Terraform + Azure — Everything I Keep Needing

Authors

Hey.

This is the post I wish existed when I started using Terraform with Azure. Not a marketing page for HashiCorp. Not a 40-minute video. Just the stuff that actually matters, in the order you actually need it.

I'll update this as I build. Bookmark it.


What Terraform is (and isn't)

Terraform is a tool that lets you describe infrastructure as code — you write what you want, it figures out how to get there.

You write this:

resource "azurerm_resource_group" "main" {
  name     = "rg-myapp-prod"
  location = "eastus"
}

Run terraform apply. Azure creates that resource group. Done.

The key word is declarative. You don't write steps ("create this, then create that"). You write the end state. Terraform computes the diff between what exists and what you want, then executes only what's needed.

That diff is called a plan. Always read it before applying.


The toolchain

Before anything else, get this installed:

# macOS
brew tap hashicorp/tap && brew install hashicorp/tap/terraform

# Windows
choco install terraform

# Verify
terraform version

Tools I actually use alongside it:

  • Azure CLIaz login is how Terraform authenticates locally
  • tfenv — switch Terraform versions without pain
  • TFLint — catches Azure-specific mistakes before they hit the cloud
  • Checkov — static security scanner, runs in CI
  • terraform-docs — auto-generates README for your modules

The workflow. Every time.

terraform init                 # download providers, init backend
terraform validate             # check syntax
terraform plan -out=tfplan     # see what will change
terraform apply tfplan         # apply exactly what you reviewed

Never terraform apply without a saved plan in a real environment. The plan you reviewed and the plan that runs should be the same file.
##########
Short exercise 1: Tally the lines of the records that contain the string "search", treating case as significant, and give only the number.
The Terraform page and the records have no connection to each other.

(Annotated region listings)
##########
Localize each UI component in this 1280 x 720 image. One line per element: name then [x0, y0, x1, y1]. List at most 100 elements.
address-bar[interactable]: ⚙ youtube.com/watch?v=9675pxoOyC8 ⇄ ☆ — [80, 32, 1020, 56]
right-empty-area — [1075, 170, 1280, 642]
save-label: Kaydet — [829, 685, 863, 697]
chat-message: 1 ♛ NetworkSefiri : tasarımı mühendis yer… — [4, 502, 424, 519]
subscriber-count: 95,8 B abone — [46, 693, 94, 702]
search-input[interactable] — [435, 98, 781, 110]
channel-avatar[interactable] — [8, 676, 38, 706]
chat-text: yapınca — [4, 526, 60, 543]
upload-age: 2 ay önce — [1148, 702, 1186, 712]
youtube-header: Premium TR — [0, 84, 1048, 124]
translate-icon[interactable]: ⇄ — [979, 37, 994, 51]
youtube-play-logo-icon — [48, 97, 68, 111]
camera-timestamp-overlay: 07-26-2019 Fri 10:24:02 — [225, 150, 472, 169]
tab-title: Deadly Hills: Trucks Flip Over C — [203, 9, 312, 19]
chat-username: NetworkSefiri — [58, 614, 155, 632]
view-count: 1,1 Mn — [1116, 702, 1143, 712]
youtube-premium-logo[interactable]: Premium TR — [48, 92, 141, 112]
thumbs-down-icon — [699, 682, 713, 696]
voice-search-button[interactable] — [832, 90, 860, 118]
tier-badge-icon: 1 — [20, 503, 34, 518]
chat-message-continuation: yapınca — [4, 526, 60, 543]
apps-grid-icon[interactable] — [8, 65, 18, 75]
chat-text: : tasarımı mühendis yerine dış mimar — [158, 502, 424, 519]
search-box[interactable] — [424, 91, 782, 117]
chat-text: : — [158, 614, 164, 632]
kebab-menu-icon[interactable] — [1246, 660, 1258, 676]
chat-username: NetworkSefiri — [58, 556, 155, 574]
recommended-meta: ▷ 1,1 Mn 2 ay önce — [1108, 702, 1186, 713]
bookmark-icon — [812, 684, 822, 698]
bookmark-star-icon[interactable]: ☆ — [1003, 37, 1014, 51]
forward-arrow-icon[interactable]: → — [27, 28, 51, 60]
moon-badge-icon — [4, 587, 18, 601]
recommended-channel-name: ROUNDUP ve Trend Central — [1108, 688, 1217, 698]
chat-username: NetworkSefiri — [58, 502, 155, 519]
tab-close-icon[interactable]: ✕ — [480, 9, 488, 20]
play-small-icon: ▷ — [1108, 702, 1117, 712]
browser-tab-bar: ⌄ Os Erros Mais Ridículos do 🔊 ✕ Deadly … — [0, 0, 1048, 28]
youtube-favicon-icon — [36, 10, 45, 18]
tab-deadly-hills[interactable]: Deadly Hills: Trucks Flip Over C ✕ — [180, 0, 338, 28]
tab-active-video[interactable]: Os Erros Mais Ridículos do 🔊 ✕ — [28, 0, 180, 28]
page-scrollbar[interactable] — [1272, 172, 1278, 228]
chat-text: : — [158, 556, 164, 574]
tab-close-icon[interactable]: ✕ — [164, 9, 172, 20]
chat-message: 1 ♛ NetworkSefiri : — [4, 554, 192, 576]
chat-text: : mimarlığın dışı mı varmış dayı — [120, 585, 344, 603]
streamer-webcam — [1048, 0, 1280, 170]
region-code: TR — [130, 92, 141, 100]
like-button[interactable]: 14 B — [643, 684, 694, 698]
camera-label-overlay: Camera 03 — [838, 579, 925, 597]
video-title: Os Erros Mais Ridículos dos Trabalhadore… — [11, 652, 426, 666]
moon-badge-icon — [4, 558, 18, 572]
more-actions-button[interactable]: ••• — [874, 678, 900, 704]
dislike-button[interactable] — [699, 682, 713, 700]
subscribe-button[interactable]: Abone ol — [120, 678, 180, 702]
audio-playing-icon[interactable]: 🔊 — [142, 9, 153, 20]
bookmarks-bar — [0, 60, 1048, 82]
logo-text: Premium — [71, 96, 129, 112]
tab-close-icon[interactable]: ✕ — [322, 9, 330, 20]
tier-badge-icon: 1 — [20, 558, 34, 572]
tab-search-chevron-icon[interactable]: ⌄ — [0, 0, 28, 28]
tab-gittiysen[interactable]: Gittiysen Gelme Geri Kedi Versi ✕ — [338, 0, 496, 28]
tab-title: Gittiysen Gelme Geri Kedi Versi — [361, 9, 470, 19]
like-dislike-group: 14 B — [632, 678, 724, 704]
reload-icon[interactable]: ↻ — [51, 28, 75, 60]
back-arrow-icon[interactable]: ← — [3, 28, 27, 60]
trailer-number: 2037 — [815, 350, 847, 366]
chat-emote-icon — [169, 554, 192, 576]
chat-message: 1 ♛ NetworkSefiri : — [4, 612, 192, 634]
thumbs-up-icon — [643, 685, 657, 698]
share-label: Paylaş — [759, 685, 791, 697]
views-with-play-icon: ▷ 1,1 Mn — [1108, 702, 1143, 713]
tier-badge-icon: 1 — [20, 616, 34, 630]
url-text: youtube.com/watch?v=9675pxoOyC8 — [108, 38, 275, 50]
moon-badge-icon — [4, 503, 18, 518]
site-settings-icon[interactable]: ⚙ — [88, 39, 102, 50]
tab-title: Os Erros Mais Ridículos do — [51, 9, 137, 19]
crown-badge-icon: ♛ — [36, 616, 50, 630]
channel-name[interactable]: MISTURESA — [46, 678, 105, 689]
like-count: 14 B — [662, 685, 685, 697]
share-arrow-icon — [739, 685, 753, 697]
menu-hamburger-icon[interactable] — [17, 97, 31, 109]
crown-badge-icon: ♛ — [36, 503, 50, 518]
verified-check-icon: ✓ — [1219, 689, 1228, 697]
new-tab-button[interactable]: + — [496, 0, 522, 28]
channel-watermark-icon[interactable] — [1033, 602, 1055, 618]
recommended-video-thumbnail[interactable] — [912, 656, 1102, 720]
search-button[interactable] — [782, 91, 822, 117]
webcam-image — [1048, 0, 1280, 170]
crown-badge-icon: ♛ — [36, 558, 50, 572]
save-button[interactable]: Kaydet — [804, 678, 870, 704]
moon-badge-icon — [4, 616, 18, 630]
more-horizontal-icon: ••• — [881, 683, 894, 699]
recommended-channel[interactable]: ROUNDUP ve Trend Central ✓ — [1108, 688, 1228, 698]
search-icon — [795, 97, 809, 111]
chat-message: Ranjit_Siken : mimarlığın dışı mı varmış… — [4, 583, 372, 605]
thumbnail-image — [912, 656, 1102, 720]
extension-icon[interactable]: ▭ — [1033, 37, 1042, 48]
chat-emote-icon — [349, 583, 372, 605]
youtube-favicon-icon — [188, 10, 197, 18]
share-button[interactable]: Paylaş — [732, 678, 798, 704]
##########
Short exercise 2: Rewrite the stretch of the Terraform page from "The key word" through "it before applying.", replacing "diff" with "delta".

Written solution 1: 6

Written solution 2:
The key word is declarative. You don't write steps ("create this, then create that"). You write the end state. Terraform computes the delta between what exists and what you want, then executes only what's needed.

That delta is called a plan. Always read it before applying.